### Source material
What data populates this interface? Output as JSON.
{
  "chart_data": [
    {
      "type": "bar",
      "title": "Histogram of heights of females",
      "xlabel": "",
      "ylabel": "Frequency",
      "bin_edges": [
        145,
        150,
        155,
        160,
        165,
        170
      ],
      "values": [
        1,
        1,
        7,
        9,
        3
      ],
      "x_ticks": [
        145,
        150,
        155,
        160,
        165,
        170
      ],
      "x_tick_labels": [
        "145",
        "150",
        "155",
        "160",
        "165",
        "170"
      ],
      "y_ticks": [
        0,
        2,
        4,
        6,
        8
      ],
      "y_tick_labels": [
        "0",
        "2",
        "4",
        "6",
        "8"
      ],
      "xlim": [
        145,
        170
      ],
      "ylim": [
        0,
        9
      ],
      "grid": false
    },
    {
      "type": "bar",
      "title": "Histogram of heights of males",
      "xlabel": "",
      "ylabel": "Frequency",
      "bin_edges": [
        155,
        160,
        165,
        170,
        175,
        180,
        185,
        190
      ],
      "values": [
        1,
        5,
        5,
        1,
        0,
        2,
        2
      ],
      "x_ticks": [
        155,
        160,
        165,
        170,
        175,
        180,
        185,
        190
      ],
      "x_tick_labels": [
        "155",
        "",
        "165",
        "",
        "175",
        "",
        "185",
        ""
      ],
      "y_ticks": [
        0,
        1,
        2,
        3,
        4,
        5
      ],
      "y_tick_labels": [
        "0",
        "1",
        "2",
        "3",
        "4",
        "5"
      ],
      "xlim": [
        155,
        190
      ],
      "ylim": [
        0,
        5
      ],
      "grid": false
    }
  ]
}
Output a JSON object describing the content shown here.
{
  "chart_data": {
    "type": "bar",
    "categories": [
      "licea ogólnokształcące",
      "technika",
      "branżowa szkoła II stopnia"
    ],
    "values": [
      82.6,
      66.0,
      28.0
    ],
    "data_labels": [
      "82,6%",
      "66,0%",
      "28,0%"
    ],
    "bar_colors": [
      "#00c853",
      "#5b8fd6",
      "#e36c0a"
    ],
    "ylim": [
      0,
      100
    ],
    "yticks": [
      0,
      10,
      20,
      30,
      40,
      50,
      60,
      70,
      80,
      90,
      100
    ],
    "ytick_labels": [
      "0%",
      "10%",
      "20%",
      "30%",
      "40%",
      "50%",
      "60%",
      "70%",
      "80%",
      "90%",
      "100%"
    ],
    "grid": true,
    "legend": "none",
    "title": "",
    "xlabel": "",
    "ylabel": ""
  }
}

### Instructions for the task
What is the number of lines in the data above that include the word "Histogram"? Answer with that number only.

### Solution
2